▸ What to produce
Copy every record below, exactly as written.

▸ Data listing

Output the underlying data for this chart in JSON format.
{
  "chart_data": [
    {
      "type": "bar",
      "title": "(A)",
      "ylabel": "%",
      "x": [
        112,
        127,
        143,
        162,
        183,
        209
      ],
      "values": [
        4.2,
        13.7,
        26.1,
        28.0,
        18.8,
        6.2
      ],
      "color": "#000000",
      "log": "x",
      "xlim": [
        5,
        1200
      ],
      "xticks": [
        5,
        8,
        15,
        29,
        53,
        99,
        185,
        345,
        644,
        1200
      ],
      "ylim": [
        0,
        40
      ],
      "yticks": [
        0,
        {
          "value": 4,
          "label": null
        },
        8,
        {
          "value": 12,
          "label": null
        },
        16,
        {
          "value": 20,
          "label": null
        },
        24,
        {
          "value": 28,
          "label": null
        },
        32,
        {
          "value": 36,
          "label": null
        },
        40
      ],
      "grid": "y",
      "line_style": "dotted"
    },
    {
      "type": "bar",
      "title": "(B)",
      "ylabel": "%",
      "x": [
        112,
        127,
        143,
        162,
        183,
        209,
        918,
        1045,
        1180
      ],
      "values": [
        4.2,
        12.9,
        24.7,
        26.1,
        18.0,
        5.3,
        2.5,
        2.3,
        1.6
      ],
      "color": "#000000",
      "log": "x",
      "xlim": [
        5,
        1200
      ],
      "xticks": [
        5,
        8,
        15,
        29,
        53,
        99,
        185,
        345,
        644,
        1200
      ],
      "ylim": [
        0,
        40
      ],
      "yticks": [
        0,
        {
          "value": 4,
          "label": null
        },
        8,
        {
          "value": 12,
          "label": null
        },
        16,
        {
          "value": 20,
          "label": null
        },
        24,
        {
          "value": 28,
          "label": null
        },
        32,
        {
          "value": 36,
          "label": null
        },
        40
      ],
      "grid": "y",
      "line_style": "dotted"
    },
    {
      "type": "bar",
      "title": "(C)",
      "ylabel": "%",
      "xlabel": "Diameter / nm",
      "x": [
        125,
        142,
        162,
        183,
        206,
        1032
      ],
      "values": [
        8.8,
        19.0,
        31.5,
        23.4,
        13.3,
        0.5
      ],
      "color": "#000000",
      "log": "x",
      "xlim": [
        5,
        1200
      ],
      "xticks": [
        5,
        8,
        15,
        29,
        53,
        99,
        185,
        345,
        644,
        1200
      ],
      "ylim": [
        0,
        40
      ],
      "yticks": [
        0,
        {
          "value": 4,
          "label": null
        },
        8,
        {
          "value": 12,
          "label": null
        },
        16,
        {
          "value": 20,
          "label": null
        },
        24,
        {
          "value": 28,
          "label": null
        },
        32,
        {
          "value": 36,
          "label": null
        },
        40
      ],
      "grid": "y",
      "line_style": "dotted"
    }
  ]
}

▸ The reply
Output the underlying data for this chart in JSON format.
{
  "chart_data": [
    {
      "type": "bar",
      "title": "(A)",
      "ylabel": "%",
      "x": [
        112,
        127,
        143,
        162,
        183,
        209
      ],
      "values": [
        4.2,
        13.7,
        26.1,
        28.0,
        18.8,
        6.2
      ],
      "color": "#000000",
      "log": "x",
      "xlim": [
        5,
        1200
      ],
      "xticks": [
        5,
        8,
        15,
        29,
        53,
        99,
        185,
        345,
        644,
        1200
      ],
      "ylim": [
        0,
        40
      ],
      "yticks": [
        0,
        {
          "value": 4,
          "label": null
        },
        8,
        {
          "value": 12,
          "label": null
        },
        16,
        {
          "value": 20,
          "label": null
        },
        24,
        {
          "value": 28,
          "label": null
        },
        32,
        {
          "value": 36,
          "label": null
        },
        40
      ],
      "grid": "y",
      "line_style": "dotted"
    },
    {
      "type": "bar",
      "title": "(B)",
      "ylabel": "%",
      "x": [
        112,
        127,
        143,
        162,
        183,
        209,
        918,
        1045,
        1180
      ],
      "values": [
        4.2,
        12.9,
        24.7,
        26.1,
        18.0,
        5.3,
        2.5,
        2.3,
        1.6
      ],
      "color": "#000000",
      "log": "x",
      "xlim": [
        5,
        1200
      ],
      "xticks": [
        5,
        8,
        15,
        29,
        53,
        99,
        185,
        345,
        644,
        1200
      ],
      "ylim": [
        0,
        40
      ],
      "yticks": [
        0,
        {
          "value": 4,
          "label": null
        },
        8,
        {
          "value": 12,
          "label": null
        },
        16,
        {
          "value": 20,
          "label": null
        },
        24,
        {
          "value": 28,
          "label": null
        },
        32,
        {
          "value": 36,
          "label": null
        },
        40
      ],
      "grid": "y",
      "line_style": "dotted"
    },
    {
      "type": "bar",
      "title": "(C)",
      "ylabel": "%",
      "xlabel": "Diameter / nm",
      "x": [
        125,
        142,
        162,
        183,
        206,
        1032
      ],
      "values": [
        8.8,
        19.0,
        31.5,
        23.4,
        13.3,
        0.5
      ],
      "color": "#000000",
      "log": "x",
      "xlim": [
        5,
        1200
      ],
      "xticks": [
        5,
        8,
        15,
        29,
        53,
        99,
        185,
        345,
        644,
        1200
      ],
      "ylim": [
        0,
        40
      ],
      "yticks": [
        0,
        {
          "value": 4,
          "label": null
        },
        8,
        {
          "value": 12,
          "label": null
        },
        16,
        {
          "value": 20,
          "label": null
        },
        24,
        {
          "value": 28,
          "label": null
        },
        32,
        {
          "value": 36,
          "label": null
        },
        40
      ],
      "grid": "y",
      "line_style": "dotted"
    }
  ]
}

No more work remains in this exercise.